**DIRECTIONS**
Scan the entries for the string "Bébé" and give the number of lines that have it, nothing further.

----

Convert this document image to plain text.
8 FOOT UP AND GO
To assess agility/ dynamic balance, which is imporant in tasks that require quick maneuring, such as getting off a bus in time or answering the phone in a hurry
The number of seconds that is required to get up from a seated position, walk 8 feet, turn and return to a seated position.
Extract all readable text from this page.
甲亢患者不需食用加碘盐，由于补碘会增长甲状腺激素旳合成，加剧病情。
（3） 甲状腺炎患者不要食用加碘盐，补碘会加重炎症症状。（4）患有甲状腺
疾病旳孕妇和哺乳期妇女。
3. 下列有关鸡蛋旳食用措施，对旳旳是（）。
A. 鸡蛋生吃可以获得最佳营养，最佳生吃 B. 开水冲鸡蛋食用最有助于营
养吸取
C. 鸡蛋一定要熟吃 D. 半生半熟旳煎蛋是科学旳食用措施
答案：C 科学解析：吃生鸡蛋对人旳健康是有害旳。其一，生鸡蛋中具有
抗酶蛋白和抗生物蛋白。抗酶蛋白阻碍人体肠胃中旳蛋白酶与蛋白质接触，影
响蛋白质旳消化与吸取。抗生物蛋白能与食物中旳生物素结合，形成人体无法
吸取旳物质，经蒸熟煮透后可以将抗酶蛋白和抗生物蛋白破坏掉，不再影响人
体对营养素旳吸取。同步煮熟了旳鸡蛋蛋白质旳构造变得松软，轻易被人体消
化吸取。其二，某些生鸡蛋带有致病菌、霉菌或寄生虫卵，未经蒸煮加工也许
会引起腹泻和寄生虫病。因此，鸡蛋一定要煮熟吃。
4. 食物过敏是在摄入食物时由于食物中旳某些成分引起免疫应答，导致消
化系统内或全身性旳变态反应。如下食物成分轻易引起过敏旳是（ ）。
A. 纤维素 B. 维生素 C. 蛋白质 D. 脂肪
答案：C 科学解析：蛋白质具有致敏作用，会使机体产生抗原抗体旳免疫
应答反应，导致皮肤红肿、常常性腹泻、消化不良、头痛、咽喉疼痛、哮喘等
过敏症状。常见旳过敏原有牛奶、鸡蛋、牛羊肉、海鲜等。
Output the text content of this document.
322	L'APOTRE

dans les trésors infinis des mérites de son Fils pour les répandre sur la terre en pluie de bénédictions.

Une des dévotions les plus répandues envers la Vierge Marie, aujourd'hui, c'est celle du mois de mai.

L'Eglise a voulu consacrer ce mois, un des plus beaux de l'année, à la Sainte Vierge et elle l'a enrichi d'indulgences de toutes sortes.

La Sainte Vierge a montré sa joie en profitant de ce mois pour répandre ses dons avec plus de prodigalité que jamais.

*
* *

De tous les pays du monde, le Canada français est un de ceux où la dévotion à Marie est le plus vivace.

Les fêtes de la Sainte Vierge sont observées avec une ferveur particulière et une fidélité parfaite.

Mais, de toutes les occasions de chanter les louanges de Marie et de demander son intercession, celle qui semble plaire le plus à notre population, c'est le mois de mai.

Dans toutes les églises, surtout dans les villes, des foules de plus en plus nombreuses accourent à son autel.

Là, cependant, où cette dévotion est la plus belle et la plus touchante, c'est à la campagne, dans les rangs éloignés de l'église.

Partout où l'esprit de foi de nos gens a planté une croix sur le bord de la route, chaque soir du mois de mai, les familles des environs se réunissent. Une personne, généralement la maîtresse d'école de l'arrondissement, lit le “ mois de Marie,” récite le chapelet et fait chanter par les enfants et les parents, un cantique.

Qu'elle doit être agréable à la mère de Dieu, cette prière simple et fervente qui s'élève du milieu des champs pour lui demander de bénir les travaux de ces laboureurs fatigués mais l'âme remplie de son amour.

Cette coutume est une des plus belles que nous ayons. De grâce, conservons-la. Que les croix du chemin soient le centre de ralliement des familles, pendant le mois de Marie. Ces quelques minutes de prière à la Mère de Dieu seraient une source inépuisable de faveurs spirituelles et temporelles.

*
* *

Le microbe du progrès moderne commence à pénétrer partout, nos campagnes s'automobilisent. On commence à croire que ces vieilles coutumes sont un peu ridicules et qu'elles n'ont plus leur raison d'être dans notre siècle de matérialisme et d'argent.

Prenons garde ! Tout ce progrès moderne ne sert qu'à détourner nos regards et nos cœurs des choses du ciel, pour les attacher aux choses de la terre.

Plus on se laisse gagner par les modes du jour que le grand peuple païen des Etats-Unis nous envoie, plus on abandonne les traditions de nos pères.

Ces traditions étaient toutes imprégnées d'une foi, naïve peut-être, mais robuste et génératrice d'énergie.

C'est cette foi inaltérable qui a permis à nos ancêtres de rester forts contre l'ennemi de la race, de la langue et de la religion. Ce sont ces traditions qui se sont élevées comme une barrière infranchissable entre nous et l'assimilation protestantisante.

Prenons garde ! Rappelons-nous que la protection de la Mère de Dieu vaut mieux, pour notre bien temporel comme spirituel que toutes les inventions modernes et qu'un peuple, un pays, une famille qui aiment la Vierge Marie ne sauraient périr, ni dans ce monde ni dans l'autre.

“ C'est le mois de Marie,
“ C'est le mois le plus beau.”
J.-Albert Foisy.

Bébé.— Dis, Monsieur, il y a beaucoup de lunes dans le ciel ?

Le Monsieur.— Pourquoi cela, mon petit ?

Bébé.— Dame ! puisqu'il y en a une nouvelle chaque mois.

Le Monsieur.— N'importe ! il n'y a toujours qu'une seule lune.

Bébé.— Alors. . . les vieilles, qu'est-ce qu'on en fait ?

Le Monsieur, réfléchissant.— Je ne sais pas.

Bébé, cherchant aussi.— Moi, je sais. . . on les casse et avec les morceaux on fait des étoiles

----

**PROBLEM SOLUTION**
4